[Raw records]
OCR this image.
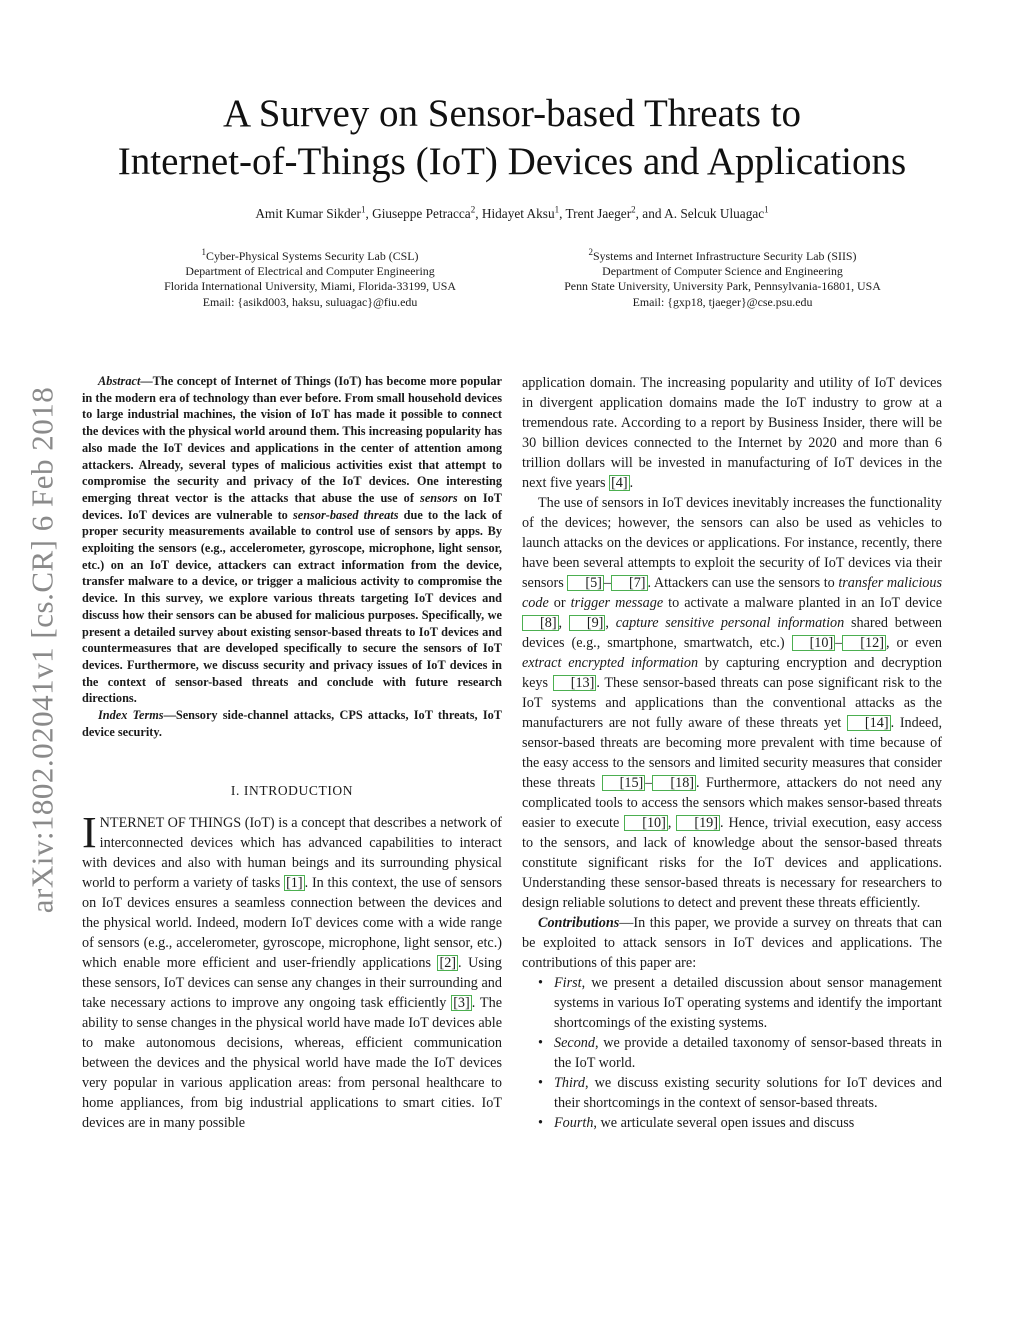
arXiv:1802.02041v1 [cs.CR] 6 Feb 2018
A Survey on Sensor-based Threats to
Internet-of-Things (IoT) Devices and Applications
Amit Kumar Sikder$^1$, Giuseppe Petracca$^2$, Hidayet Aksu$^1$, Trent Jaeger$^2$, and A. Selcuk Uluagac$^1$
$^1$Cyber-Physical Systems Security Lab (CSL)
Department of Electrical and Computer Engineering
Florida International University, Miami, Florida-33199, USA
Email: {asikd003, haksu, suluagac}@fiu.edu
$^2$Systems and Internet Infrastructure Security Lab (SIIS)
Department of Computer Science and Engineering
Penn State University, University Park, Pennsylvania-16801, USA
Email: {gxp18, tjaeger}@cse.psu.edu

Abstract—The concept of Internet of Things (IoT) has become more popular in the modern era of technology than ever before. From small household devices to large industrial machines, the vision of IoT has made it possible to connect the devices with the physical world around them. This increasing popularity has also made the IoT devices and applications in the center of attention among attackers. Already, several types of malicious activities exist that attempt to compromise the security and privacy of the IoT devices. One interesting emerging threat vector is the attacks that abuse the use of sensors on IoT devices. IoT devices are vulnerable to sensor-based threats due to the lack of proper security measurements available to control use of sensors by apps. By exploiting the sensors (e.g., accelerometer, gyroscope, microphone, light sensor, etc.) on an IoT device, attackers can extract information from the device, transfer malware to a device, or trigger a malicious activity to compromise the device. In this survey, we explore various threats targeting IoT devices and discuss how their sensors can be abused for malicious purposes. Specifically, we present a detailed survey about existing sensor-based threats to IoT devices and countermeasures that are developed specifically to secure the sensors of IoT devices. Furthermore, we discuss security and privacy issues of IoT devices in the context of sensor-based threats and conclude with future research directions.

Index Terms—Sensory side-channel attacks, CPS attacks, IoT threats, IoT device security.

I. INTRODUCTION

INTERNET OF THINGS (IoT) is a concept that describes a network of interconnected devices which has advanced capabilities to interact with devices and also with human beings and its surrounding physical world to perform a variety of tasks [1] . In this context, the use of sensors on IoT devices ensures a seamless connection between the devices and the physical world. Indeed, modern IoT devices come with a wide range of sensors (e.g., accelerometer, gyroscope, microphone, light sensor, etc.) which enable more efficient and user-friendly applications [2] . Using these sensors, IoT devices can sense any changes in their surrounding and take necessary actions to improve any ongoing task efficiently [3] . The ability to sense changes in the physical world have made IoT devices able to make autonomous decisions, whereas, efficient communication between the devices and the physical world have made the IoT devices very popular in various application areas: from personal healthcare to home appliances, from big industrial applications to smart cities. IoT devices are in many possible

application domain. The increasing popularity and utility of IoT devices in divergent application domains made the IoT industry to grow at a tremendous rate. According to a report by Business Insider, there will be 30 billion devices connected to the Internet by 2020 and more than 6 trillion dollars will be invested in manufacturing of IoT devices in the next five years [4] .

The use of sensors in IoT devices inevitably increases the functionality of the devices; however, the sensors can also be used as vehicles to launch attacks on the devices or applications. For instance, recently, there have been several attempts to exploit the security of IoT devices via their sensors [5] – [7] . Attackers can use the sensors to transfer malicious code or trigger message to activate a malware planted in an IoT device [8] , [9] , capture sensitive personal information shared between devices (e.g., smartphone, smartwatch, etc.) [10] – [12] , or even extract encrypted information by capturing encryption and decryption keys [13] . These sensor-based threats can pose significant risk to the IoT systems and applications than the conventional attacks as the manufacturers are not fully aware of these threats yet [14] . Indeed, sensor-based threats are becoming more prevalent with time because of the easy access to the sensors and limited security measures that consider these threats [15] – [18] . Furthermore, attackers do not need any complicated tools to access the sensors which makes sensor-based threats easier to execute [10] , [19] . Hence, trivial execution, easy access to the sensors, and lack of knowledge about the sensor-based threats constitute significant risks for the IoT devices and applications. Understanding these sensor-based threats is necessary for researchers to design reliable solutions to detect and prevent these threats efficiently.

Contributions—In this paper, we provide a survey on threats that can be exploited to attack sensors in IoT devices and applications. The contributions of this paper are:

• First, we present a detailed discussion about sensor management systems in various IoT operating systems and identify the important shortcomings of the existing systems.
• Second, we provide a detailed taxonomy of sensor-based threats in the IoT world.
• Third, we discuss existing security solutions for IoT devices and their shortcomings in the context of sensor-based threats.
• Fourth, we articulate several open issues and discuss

Request
Without the pictures, restate each entry exactly.

Answer to this exercise
OCR this image.
arXiv:1802.02041v1 [cs.CR] 6 Feb 2018
A Survey on Sensor-based Threats to
Internet-of-Things (IoT) Devices and Applications
Amit Kumar Sikder$^1$, Giuseppe Petracca$^2$, Hidayet Aksu$^1$, Trent Jaeger$^2$, and A. Selcuk Uluagac$^1$
$^1$Cyber-Physical Systems Security Lab (CSL)
Department of Electrical and Computer Engineering
Florida International University, Miami, Florida-33199, USA
Email: {asikd003, haksu, suluagac}@fiu.edu
$^2$Systems and Internet Infrastructure Security Lab (SIIS)
Department of Computer Science and Engineering
Penn State University, University Park, Pennsylvania-16801, USA
Email: {gxp18, tjaeger}@cse.psu.edu

Abstract—The concept of Internet of Things (IoT) has become more popular in the modern era of technology than ever before. From small household devices to large industrial machines, the vision of IoT has made it possible to connect the devices with the physical world around them. This increasing popularity has also made the IoT devices and applications in the center of attention among attackers. Already, several types of malicious activities exist that attempt to compromise the security and privacy of the IoT devices. One interesting emerging threat vector is the attacks that abuse the use of sensors on IoT devices. IoT devices are vulnerable to sensor-based threats due to the lack of proper security measurements available to control use of sensors by apps. By exploiting the sensors (e.g., accelerometer, gyroscope, microphone, light sensor, etc.) on an IoT device, attackers can extract information from the device, transfer malware to a device, or trigger a malicious activity to compromise the device. In this survey, we explore various threats targeting IoT devices and discuss how their sensors can be abused for malicious purposes. Specifically, we present a detailed survey about existing sensor-based threats to IoT devices and countermeasures that are developed specifically to secure the sensors of IoT devices. Furthermore, we discuss security and privacy issues of IoT devices in the context of sensor-based threats and conclude with future research directions.

Index Terms—Sensory side-channel attacks, CPS attacks, IoT threats, IoT device security.

I. INTRODUCTION

INTERNET OF THINGS (IoT) is a concept that describes a network of interconnected devices which has advanced capabilities to interact with devices and also with human beings and its surrounding physical world to perform a variety of tasks [1] . In this context, the use of sensors on IoT devices ensures a seamless connection between the devices and the physical world. Indeed, modern IoT devices come with a wide range of sensors (e.g., accelerometer, gyroscope, microphone, light sensor, etc.) which enable more efficient and user-friendly applications [2] . Using these sensors, IoT devices can sense any changes in their surrounding and take necessary actions to improve any ongoing task efficiently [3] . The ability to sense changes in the physical world have made IoT devices able to make autonomous decisions, whereas, efficient communication between the devices and the physical world have made the IoT devices very popular in various application areas: from personal healthcare to home appliances, from big industrial applications to smart cities. IoT devices are in many possible

application domain. The increasing popularity and utility of IoT devices in divergent application domains made the IoT industry to grow at a tremendous rate. According to a report by Business Insider, there will be 30 billion devices connected to the Internet by 2020 and more than 6 trillion dollars will be invested in manufacturing of IoT devices in the next five years [4] .

The use of sensors in IoT devices inevitably increases the functionality of the devices; however, the sensors can also be used as vehicles to launch attacks on the devices or applications. For instance, recently, there have been several attempts to exploit the security of IoT devices via their sensors [5] – [7] . Attackers can use the sensors to transfer malicious code or trigger message to activate a malware planted in an IoT device [8] , [9] , capture sensitive personal information shared between devices (e.g., smartphone, smartwatch, etc.) [10] – [12] , or even extract encrypted information by capturing encryption and decryption keys [13] . These sensor-based threats can pose significant risk to the IoT systems and applications than the conventional attacks as the manufacturers are not fully aware of these threats yet [14] . Indeed, sensor-based threats are becoming more prevalent with time because of the easy access to the sensors and limited security measures that consider these threats [15] – [18] . Furthermore, attackers do not need any complicated tools to access the sensors which makes sensor-based threats easier to execute [10] , [19] . Hence, trivial execution, easy access to the sensors, and lack of knowledge about the sensor-based threats constitute significant risks for the IoT devices and applications. Understanding these sensor-based threats is necessary for researchers to design reliable solutions to detect and prevent these threats efficiently.

Contributions—In this paper, we provide a survey on threats that can be exploited to attack sensors in IoT devices and applications. The contributions of this paper are:

• First, we present a detailed discussion about sensor management systems in various IoT operating systems and identify the important shortcomings of the existing systems.
• Second, we provide a detailed taxonomy of sensor-based threats in the IoT world.
• Third, we discuss existing security solutions for IoT devices and their shortcomings in the context of sensor-based threats.
• Fourth, we articulate several open issues and discuss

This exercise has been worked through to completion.